== Dataset records ==

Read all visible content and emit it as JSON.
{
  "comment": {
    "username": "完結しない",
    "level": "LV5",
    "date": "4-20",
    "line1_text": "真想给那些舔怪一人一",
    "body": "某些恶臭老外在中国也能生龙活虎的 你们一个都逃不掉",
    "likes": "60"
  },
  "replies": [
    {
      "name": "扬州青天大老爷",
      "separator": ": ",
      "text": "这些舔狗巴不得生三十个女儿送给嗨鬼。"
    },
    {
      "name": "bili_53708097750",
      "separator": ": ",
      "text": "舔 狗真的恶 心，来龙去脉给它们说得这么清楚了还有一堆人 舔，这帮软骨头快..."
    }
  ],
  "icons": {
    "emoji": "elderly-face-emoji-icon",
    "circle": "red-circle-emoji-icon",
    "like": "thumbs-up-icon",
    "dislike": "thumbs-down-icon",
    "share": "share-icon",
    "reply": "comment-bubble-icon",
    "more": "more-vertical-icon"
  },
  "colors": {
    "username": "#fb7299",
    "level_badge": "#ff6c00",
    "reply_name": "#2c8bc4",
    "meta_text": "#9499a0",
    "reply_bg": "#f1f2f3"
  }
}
--
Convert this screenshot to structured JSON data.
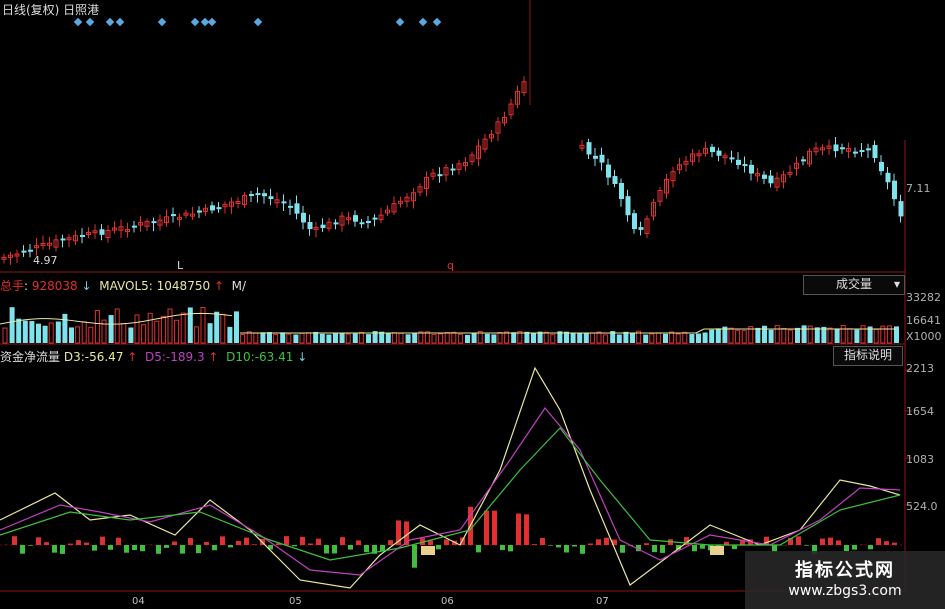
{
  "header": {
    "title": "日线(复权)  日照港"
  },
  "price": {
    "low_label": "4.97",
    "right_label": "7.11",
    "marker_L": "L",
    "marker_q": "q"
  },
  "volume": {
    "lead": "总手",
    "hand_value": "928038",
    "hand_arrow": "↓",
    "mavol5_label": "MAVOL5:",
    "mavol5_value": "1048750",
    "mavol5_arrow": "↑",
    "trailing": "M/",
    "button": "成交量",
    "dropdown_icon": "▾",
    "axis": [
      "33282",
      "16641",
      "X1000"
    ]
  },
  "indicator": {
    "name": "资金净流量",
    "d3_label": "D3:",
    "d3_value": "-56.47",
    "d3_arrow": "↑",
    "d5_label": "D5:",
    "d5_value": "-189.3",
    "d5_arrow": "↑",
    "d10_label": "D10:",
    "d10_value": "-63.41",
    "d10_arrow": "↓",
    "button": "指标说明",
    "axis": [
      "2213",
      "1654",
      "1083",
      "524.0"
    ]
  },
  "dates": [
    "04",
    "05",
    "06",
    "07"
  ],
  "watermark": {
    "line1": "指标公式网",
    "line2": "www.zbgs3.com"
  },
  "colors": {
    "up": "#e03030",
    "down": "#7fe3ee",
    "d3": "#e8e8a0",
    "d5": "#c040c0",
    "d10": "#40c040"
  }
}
* * *
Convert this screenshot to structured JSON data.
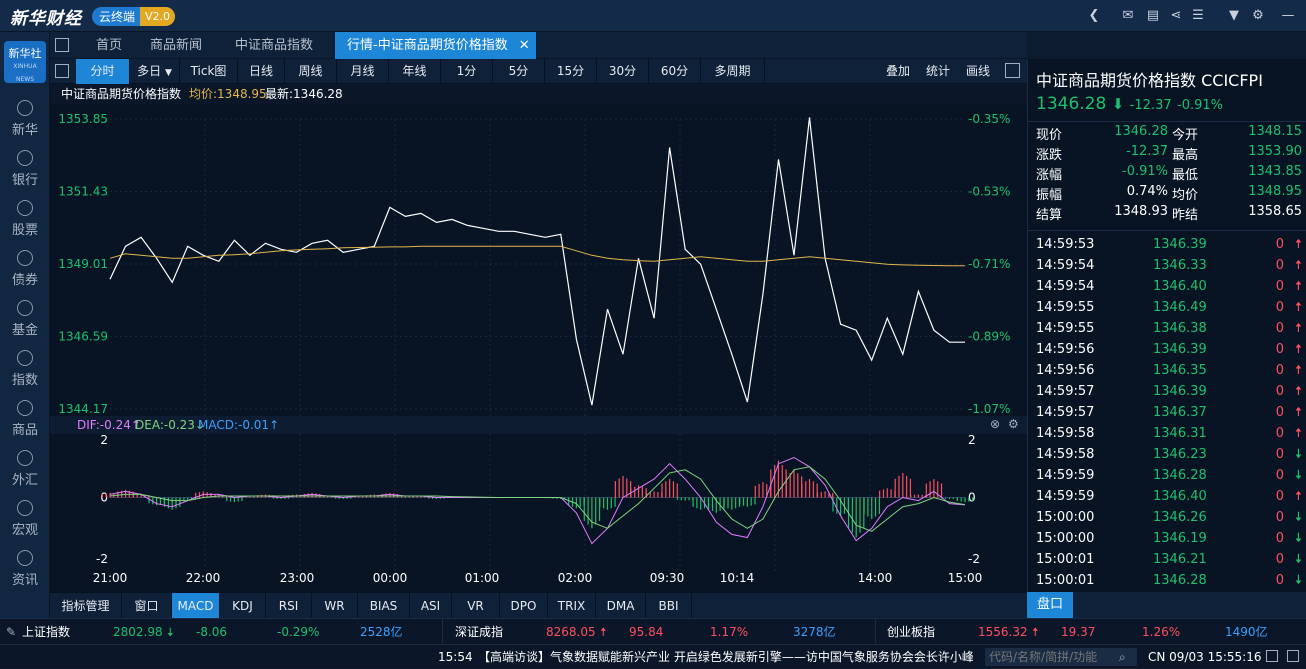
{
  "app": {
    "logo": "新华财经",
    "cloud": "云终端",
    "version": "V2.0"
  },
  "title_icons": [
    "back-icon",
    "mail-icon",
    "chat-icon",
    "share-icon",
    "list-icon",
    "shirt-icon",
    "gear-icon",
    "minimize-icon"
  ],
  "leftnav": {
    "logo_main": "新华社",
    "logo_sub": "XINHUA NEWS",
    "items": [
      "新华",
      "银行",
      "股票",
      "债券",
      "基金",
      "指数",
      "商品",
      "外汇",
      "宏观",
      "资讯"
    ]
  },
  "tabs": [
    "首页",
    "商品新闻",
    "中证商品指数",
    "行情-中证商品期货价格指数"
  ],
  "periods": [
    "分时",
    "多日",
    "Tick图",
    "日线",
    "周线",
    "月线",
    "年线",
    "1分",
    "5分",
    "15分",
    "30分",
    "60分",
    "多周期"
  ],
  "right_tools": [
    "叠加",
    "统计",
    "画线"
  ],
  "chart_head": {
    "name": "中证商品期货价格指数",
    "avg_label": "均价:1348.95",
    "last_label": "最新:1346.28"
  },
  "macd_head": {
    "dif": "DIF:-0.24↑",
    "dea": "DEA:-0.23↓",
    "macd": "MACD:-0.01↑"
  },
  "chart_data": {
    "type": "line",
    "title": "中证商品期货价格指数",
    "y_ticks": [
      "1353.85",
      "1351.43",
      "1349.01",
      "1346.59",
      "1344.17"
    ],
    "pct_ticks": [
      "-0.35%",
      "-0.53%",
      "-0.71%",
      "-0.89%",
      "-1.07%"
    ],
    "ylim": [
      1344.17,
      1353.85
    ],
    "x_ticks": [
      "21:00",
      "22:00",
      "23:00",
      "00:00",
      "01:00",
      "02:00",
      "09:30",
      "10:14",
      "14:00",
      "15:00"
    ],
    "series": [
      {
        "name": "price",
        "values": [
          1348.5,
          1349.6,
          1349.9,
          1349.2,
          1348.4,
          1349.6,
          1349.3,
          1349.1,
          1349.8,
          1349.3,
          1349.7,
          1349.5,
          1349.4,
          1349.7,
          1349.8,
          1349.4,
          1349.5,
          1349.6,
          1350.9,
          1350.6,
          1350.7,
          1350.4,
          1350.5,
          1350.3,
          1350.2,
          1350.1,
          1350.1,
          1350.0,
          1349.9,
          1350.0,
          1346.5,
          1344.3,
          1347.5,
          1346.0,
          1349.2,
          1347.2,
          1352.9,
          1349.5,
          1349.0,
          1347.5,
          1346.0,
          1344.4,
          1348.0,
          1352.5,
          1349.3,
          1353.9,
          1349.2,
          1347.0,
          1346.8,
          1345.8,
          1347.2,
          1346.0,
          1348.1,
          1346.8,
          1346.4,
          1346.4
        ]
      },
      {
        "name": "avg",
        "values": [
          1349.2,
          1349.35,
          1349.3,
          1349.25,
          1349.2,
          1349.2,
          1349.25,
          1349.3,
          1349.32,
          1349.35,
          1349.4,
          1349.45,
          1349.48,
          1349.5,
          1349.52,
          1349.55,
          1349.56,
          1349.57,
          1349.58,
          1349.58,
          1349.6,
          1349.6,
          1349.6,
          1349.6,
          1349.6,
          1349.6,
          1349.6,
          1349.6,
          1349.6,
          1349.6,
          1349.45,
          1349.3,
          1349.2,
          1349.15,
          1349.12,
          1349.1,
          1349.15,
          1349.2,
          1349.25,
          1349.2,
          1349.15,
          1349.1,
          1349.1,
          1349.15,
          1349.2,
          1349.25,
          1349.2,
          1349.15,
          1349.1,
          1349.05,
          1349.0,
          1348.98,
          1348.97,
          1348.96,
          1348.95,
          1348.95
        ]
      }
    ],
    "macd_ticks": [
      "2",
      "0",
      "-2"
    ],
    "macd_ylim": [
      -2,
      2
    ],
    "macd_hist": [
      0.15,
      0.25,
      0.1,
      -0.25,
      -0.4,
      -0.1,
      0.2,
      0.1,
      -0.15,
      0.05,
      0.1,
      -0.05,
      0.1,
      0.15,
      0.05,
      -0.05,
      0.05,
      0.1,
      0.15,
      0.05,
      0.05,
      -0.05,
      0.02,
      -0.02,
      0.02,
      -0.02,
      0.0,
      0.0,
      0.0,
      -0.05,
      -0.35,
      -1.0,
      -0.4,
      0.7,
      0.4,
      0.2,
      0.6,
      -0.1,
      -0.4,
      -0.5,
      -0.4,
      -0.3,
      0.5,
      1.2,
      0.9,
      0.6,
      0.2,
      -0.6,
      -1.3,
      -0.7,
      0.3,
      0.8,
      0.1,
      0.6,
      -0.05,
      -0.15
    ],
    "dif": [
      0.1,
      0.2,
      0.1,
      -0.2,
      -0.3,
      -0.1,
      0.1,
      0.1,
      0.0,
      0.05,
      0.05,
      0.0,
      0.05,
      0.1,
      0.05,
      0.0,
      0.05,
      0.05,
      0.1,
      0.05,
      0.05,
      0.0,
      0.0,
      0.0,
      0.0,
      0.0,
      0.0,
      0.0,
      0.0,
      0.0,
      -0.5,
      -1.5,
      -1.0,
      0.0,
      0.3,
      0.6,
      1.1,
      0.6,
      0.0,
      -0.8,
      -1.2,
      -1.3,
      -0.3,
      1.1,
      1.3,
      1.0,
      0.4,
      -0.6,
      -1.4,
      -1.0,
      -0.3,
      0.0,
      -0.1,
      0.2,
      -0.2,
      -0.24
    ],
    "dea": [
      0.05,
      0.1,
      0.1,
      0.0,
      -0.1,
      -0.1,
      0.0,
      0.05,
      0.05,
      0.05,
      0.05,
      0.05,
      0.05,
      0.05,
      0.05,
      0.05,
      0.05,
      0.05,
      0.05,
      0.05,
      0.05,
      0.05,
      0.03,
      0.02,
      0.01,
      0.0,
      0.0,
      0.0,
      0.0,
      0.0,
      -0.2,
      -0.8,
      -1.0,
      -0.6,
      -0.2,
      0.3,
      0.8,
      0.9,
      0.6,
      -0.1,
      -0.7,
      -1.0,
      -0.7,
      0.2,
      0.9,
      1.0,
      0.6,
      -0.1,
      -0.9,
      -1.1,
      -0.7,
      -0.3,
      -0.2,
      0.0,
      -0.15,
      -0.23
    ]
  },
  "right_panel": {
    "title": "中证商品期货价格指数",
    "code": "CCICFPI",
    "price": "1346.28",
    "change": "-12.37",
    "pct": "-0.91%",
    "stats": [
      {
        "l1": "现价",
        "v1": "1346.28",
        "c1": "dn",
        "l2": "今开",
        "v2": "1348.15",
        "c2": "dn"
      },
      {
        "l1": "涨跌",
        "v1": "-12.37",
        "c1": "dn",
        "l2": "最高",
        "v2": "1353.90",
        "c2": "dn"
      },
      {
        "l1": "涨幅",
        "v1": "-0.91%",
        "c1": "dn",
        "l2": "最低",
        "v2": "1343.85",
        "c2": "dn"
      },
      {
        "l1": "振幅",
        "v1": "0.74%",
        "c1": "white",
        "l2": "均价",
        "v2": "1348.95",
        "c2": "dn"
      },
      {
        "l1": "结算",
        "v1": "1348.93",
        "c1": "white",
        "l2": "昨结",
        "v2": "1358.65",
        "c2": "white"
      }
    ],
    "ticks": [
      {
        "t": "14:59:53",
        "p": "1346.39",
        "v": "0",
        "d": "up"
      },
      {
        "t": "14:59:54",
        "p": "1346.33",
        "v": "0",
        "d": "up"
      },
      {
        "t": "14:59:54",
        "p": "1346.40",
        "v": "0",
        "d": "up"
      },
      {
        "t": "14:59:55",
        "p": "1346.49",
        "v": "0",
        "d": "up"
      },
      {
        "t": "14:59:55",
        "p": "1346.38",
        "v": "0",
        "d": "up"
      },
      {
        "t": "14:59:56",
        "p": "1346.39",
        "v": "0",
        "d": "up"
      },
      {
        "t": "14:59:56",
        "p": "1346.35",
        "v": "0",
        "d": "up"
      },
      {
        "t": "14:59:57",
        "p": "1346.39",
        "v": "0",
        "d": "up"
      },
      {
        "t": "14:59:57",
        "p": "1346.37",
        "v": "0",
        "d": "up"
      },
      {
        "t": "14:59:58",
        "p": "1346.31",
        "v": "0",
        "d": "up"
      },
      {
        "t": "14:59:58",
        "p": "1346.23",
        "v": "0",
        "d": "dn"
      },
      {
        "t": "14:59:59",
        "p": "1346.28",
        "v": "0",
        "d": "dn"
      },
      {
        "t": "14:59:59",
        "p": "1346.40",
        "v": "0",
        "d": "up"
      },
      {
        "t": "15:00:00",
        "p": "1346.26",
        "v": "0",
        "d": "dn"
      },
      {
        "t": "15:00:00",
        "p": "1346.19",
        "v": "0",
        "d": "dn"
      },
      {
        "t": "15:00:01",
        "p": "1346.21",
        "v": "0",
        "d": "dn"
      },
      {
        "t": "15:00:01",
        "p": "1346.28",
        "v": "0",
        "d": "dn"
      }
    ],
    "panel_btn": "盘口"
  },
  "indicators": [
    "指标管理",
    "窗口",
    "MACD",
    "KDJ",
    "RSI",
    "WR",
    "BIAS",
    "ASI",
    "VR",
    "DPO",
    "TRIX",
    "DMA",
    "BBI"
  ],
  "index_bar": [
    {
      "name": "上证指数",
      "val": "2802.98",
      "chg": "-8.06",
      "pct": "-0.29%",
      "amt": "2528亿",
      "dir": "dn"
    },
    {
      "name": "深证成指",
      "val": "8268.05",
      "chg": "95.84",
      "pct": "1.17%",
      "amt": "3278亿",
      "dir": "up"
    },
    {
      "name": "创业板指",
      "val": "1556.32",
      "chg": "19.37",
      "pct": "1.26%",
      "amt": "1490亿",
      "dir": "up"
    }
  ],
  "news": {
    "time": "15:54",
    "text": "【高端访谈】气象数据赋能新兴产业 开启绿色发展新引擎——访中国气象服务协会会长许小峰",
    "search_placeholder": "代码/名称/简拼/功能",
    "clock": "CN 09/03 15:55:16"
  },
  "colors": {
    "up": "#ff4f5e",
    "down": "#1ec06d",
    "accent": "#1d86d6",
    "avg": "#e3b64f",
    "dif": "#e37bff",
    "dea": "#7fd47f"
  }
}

== Instructions to follow ==
State the number of lines above that hold the string "thumbs", with nothing added.

== Written answer ==
2